### Rows from a dataset
+++

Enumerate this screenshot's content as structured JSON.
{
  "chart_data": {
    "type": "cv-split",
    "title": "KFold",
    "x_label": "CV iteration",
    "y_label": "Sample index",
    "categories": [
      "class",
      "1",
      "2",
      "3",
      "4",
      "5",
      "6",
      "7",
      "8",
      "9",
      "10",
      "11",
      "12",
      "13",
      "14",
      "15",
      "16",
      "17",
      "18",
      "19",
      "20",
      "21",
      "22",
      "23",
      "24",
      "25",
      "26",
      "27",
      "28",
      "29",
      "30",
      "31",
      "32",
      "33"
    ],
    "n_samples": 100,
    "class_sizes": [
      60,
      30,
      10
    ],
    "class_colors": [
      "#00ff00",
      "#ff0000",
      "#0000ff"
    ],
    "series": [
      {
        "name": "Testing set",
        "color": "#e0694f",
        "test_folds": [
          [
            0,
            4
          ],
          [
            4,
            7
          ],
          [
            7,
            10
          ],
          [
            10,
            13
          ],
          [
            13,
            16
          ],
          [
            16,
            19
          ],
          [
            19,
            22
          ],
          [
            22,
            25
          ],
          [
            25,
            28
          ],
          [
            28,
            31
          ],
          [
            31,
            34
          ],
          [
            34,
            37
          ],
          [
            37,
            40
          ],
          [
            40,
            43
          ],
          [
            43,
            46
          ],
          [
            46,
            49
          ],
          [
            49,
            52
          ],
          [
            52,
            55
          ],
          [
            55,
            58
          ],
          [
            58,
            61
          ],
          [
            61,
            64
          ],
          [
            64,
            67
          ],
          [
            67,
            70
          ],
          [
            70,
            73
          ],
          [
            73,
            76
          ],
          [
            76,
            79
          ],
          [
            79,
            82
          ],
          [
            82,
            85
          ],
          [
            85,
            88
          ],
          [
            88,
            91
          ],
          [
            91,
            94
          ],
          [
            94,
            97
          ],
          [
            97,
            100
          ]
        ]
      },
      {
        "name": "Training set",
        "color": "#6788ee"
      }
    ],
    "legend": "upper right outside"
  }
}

+++

### WHAT IS BEING ASKED
Write out the records above again, keeping each one identical to the original.

### ANSWER TO THIS EXERCISE
Enumerate this screenshot's content as structured JSON.
{
  "chart_data": {
    "type": "cv-split",
    "title": "KFold",
    "x_label": "CV iteration",
    "y_label": "Sample index",
    "categories": [
      "class",
      "1",
      "2",
      "3",
      "4",
      "5",
      "6",
      "7",
      "8",
      "9",
      "10",
      "11",
      "12",
      "13",
      "14",
      "15",
      "16",
      "17",
      "18",
      "19",
      "20",
      "21",
      "22",
      "23",
      "24",
      "25",
      "26",
      "27",
      "28",
      "29",
      "30",
      "31",
      "32",
      "33"
    ],
    "n_samples": 100,
    "class_sizes": [
      60,
      30,
      10
    ],
    "class_colors": [
      "#00ff00",
      "#ff0000",
      "#0000ff"
    ],
    "series": [
      {
        "name": "Testing set",
        "color": "#e0694f",
        "test_folds": [
          [
            0,
            4
          ],
          [
            4,
            7
          ],
          [
            7,
            10
          ],
          [
            10,
            13
          ],
          [
            13,
            16
          ],
          [
            16,
            19
          ],
          [
            19,
            22
          ],
          [
            22,
            25
          ],
          [
            25,
            28
          ],
          [
            28,
            31
          ],
          [
            31,
            34
          ],
          [
            34,
            37
          ],
          [
            37,
            40
          ],
          [
            40,
            43
          ],
          [
            43,
            46
          ],
          [
            46,
            49
          ],
          [
            49,
            52
          ],
          [
            52,
            55
          ],
          [
            55,
            58
          ],
          [
            58,
            61
          ],
          [
            61,
            64
          ],
          [
            64,
            67
          ],
          [
            67,
            70
          ],
          [
            70,
            73
          ],
          [
            73,
            76
          ],
          [
            76,
            79
          ],
          [
            79,
            82
          ],
          [
            82,
            85
          ],
          [
            85,
            88
          ],
          [
            88,
            91
          ],
          [
            91,
            94
          ],
          [
            94,
            97
          ],
          [
            97,
            100
          ]
        ]
      },
      {
        "name": "Training set",
        "color": "#6788ee"
      }
    ],
    "legend": "upper right outside"
  }
}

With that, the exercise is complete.